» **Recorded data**
-*-

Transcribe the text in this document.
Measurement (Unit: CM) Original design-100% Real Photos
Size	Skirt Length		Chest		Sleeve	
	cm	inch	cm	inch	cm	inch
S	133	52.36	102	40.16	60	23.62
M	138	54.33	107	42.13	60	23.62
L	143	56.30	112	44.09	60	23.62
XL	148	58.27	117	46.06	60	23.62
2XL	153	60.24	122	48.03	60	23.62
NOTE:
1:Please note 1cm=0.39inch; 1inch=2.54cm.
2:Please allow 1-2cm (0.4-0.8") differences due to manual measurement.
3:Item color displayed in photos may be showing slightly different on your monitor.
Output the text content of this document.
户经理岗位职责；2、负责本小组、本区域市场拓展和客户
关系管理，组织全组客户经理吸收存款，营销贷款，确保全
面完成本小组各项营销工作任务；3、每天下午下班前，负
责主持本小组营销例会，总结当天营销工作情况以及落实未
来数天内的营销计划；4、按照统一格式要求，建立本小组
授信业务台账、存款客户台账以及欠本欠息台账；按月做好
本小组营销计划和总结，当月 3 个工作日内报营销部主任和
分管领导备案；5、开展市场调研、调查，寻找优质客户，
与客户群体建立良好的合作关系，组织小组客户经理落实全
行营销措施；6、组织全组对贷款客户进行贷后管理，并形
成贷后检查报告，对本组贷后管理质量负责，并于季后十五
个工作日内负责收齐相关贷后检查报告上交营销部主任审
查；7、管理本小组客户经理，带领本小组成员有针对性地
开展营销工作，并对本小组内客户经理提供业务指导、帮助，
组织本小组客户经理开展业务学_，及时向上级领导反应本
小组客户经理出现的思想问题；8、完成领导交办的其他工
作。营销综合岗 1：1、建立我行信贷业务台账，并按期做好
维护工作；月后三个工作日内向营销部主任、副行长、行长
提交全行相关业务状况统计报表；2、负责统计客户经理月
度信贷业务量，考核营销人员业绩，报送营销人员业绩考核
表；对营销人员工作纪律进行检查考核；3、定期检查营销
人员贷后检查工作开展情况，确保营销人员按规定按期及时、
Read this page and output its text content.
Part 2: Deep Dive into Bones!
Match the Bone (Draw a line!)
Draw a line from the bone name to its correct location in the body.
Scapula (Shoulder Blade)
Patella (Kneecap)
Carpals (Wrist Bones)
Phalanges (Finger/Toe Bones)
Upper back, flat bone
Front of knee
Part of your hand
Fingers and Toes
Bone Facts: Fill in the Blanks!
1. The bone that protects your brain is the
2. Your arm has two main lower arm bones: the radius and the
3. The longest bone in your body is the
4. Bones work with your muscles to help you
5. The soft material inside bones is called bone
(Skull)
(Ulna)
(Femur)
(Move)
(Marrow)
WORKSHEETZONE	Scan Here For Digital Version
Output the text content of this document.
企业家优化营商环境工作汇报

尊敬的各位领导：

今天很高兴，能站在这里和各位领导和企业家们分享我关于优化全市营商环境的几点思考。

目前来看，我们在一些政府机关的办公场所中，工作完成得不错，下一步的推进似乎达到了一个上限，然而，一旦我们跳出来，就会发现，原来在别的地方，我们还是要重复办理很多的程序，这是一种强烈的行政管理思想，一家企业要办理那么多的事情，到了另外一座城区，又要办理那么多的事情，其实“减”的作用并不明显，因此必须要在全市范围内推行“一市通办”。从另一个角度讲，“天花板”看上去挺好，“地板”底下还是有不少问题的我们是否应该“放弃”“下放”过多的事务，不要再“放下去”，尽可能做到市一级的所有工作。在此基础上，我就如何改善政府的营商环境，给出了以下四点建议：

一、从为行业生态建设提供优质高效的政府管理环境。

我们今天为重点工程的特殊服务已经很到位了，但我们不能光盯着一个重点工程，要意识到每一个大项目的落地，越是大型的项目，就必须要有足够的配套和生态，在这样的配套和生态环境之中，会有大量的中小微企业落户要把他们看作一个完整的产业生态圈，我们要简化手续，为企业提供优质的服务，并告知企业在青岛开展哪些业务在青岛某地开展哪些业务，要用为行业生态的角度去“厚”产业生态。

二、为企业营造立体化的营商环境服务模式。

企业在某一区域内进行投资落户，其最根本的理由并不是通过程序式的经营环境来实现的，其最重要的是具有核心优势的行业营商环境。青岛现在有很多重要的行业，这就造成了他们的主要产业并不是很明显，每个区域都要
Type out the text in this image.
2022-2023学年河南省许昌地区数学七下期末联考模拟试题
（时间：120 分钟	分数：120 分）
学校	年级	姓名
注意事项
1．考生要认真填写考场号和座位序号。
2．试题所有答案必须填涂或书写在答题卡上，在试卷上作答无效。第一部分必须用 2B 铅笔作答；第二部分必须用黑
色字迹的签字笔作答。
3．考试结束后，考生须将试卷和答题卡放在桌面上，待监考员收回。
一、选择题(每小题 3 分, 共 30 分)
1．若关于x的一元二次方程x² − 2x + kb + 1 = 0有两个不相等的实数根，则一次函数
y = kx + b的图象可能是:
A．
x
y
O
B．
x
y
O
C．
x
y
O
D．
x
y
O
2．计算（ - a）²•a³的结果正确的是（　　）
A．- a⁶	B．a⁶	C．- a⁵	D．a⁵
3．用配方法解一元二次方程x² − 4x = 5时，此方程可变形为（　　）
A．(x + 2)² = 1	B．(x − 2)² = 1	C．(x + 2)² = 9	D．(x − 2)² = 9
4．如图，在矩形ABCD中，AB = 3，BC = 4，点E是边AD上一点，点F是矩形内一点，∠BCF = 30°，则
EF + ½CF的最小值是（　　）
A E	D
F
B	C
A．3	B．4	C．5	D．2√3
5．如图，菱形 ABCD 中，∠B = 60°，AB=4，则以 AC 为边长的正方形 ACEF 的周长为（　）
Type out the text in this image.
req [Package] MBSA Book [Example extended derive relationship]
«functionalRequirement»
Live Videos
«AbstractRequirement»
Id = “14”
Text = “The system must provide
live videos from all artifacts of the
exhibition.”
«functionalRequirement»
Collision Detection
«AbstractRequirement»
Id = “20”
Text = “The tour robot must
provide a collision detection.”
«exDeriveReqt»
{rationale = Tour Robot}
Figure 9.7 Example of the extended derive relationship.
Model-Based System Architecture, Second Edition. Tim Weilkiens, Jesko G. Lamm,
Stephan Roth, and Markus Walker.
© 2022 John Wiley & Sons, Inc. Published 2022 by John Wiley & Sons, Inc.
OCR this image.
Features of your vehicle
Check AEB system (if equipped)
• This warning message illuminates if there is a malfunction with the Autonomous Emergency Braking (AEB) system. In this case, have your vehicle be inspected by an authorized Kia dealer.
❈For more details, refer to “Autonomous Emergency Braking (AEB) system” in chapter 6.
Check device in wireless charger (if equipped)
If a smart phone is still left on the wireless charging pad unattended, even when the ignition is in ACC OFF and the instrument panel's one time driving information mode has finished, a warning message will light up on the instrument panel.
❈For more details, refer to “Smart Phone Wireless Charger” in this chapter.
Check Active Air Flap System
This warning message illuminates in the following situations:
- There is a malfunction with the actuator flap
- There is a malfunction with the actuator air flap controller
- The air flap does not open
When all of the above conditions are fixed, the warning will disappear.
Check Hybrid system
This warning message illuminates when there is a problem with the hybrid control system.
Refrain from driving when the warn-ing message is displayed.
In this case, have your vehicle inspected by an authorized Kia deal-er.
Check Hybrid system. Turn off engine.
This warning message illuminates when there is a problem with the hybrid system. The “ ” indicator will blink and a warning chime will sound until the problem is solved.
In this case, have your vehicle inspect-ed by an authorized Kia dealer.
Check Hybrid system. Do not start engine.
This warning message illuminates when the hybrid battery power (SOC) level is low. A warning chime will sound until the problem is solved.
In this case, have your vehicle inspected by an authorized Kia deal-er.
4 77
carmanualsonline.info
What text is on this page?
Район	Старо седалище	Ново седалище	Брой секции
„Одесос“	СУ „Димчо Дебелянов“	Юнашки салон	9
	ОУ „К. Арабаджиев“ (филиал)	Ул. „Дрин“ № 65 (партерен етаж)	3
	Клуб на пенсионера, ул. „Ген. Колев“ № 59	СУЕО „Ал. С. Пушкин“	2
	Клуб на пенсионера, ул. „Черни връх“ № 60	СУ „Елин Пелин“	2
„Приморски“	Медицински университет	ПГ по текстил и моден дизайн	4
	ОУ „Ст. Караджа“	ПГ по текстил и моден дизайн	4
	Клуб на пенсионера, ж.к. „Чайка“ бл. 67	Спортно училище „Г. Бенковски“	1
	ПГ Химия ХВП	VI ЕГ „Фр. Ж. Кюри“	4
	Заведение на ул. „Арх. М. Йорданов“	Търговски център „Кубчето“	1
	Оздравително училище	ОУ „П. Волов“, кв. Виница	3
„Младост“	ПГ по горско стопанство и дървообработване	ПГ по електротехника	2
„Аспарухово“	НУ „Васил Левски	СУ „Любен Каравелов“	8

-*-

» **PROBLEM TO WORK ON**
Pick out lines containing the word "authorized", each one as written.

» **COMPLETED EXERCISE**
• This warning message illuminates if there is a malfunction with the Autonomous Emergency Braking (AEB) system. In this case, have your vehicle be inspected by an authorized Kia dealer.
In this case, have your vehicle inspected by an authorized Kia deal-er.
In this case, have your vehicle inspect-ed by an authorized Kia dealer.
In this case, have your vehicle inspected by an authorized Kia deal-er.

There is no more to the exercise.